╭──
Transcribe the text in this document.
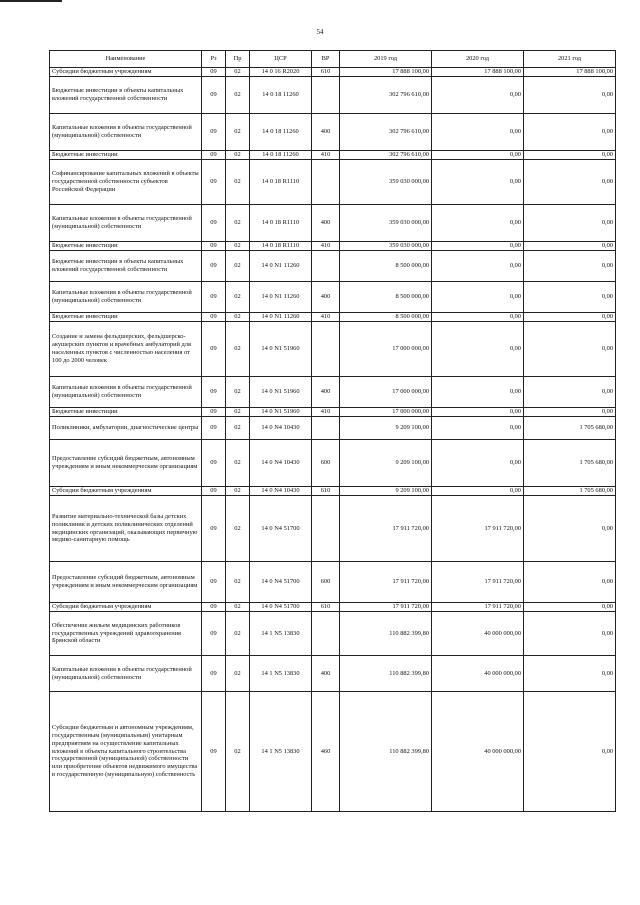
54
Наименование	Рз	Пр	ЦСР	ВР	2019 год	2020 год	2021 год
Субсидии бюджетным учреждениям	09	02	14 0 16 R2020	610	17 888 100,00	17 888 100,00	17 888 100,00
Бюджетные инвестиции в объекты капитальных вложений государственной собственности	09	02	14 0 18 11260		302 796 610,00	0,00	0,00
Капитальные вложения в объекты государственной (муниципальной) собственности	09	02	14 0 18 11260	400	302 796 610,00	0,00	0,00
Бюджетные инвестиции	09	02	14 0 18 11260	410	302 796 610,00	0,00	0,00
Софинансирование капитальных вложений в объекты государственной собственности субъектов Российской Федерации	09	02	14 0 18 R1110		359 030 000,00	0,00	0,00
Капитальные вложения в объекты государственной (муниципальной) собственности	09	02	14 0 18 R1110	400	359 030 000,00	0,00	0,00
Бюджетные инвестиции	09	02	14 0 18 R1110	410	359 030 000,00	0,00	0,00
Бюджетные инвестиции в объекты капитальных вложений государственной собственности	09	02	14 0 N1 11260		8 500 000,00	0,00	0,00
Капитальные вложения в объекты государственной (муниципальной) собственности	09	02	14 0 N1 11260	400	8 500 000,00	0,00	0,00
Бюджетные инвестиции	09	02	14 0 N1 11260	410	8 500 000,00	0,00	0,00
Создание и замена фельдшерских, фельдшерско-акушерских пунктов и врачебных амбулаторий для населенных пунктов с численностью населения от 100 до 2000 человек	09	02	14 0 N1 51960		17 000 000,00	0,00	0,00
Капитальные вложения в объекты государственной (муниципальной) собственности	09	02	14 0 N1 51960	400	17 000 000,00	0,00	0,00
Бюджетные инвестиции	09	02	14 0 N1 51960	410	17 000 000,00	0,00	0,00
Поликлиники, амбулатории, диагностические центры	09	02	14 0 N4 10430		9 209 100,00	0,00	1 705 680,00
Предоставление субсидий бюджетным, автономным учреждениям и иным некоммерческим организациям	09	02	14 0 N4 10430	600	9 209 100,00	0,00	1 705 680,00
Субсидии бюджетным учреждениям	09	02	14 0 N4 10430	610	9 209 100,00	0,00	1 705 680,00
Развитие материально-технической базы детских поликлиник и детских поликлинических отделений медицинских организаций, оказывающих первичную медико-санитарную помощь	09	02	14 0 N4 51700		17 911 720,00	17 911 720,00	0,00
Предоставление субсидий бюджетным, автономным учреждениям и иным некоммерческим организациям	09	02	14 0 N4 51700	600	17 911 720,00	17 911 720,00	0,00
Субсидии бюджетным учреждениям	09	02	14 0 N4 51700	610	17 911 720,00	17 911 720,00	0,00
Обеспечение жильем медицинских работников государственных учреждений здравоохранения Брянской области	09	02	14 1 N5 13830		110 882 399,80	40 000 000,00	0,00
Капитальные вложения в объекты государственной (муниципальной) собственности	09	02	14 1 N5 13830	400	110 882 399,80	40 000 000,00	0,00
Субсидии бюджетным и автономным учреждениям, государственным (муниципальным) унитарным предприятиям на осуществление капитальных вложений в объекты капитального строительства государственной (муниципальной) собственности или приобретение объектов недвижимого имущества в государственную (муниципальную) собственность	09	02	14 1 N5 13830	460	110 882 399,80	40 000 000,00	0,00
╰──
╭──
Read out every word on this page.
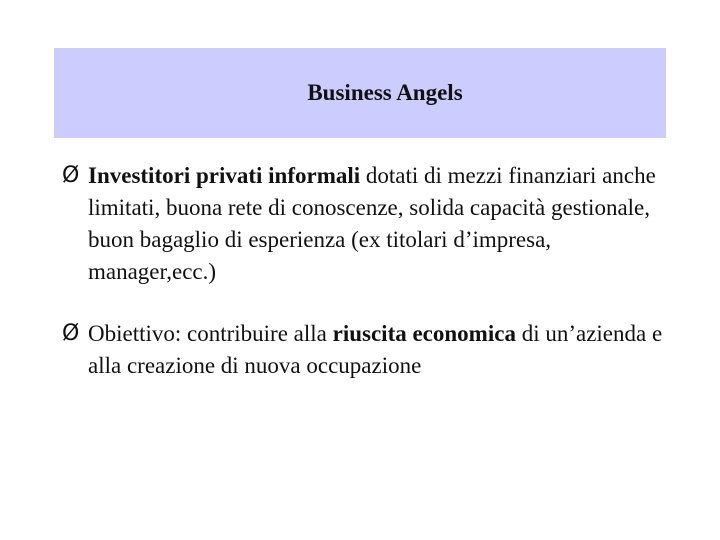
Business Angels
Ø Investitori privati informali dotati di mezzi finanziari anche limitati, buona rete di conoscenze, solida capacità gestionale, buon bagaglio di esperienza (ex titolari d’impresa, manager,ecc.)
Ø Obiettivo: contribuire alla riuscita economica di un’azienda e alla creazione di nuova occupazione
╰──
Task objective:
Search the records for the word "организациям". Copy every line that has it.

Task output:
Предоставление субсидий бюджетным, автономным учреждениям и иным некоммерческим организациям	09	02	14 0 N4 10430	600	9 209 100,00	0,00	1 705 680,00
Предоставление субсидий бюджетным, автономным учреждениям и иным некоммерческим организациям	09	02	14 0 N4 51700	600	17 911 720,00	17 911 720,00	0,00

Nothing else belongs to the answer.